§ Task:
For every line in the records that has the word "Windows", make a copy.

— Begin —

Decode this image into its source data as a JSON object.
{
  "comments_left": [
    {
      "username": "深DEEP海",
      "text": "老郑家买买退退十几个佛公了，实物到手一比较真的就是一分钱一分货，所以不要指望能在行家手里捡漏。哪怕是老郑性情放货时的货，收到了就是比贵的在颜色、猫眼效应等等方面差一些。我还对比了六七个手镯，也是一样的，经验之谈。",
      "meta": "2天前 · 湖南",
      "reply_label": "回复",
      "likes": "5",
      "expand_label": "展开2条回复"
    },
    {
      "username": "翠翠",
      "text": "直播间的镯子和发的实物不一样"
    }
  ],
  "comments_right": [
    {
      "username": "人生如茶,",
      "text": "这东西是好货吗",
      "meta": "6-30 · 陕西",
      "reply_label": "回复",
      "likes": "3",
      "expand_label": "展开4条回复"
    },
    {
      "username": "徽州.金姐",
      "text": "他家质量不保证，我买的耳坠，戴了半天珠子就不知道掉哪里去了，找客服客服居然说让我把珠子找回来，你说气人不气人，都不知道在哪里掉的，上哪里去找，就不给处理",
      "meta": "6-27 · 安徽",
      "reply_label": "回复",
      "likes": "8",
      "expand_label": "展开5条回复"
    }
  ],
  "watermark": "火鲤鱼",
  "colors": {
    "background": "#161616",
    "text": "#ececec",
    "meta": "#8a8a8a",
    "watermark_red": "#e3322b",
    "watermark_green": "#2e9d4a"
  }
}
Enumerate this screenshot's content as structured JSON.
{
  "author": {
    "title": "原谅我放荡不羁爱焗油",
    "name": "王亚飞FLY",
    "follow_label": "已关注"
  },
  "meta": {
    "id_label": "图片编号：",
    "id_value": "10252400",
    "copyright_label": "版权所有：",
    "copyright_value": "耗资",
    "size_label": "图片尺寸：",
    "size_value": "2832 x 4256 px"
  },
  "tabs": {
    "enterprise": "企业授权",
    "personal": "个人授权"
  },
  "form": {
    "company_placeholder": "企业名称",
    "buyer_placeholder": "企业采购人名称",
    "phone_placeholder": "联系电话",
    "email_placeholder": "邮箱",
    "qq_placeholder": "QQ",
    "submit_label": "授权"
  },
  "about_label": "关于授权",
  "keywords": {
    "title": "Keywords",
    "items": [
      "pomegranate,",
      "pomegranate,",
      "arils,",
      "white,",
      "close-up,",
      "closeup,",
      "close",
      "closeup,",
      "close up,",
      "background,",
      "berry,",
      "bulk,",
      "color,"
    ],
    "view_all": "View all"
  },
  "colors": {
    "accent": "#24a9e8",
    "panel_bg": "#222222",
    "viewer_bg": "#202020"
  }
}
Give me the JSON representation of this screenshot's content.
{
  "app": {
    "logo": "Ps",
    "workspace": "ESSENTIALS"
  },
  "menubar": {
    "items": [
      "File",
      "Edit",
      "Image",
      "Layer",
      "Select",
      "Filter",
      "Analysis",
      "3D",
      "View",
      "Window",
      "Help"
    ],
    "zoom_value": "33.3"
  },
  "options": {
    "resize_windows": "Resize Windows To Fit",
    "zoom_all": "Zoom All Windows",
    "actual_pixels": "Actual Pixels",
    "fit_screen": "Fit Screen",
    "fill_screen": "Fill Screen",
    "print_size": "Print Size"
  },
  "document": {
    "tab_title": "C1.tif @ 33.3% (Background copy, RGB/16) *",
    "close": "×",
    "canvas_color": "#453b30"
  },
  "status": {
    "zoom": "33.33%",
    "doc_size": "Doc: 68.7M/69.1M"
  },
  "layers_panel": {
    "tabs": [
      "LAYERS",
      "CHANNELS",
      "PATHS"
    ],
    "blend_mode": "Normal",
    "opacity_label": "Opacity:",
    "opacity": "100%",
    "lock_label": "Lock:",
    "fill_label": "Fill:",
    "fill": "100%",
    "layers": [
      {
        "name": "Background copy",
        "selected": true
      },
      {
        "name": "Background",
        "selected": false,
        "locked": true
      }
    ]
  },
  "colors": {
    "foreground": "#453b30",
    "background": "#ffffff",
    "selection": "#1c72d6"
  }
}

— End —

§ Solution for this exercise:
    "resize_windows": "Resize Windows To Fit",
    "zoom_all": "Zoom All Windows",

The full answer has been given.